Extract each line containing the string "加班工资".
[BEGIN RECORDS FOR THE EXERCISE]
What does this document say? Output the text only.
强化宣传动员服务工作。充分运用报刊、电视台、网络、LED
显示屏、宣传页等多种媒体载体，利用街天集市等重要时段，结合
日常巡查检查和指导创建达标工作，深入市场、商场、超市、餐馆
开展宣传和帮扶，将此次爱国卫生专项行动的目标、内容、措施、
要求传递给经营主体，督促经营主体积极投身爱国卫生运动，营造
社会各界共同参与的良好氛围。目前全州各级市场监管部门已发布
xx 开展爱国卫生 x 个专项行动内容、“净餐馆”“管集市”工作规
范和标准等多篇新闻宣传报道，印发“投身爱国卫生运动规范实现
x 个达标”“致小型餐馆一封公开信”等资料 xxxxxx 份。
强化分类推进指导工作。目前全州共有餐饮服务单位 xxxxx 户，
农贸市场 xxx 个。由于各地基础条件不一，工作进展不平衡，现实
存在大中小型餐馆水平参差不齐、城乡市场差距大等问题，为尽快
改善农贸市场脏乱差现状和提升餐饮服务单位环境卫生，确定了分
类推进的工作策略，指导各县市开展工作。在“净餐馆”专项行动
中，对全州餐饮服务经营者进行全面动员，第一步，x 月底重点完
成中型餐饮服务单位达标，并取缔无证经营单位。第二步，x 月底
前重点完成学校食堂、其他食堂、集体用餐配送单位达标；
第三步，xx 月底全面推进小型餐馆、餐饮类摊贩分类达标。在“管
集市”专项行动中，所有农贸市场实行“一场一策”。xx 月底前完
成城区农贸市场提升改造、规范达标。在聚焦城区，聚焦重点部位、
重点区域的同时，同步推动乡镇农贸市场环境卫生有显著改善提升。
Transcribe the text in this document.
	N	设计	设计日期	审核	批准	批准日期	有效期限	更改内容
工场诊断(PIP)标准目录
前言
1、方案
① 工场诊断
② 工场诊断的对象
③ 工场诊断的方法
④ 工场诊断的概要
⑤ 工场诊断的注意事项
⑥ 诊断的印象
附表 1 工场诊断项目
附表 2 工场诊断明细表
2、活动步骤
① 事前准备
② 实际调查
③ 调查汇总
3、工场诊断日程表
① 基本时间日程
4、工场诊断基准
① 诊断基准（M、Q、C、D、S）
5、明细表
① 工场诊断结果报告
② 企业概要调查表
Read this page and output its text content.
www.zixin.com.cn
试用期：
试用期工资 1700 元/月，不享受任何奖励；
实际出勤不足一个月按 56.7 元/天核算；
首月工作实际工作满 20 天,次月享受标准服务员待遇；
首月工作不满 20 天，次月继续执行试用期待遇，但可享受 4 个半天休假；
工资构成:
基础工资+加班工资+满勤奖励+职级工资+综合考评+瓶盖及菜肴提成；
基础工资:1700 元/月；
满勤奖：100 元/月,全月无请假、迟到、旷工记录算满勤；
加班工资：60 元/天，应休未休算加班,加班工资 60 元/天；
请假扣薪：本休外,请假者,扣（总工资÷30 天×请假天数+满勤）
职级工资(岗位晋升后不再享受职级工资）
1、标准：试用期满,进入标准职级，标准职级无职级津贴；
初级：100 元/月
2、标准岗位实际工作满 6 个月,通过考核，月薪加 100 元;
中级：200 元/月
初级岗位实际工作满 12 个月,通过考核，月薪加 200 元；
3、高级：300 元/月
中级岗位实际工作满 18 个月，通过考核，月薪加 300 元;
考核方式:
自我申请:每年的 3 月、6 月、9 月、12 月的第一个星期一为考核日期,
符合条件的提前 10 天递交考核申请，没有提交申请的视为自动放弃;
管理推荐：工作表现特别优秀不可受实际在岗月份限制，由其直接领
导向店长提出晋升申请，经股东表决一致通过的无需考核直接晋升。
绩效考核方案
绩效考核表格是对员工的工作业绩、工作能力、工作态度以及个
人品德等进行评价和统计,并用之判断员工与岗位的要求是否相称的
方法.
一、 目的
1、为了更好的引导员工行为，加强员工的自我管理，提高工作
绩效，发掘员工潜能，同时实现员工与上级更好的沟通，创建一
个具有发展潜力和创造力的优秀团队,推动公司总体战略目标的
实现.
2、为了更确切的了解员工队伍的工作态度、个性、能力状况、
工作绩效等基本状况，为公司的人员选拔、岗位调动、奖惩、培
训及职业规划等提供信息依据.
[END RECORDS FOR THE EXERCISE]
• **TASK SOLUTION**:
基础工资+加班工资+满勤奖励+职级工资+综合考评+瓶盖及菜肴提成；
加班工资：60 元/天，应休未休算加班,加班工资 60 元/天；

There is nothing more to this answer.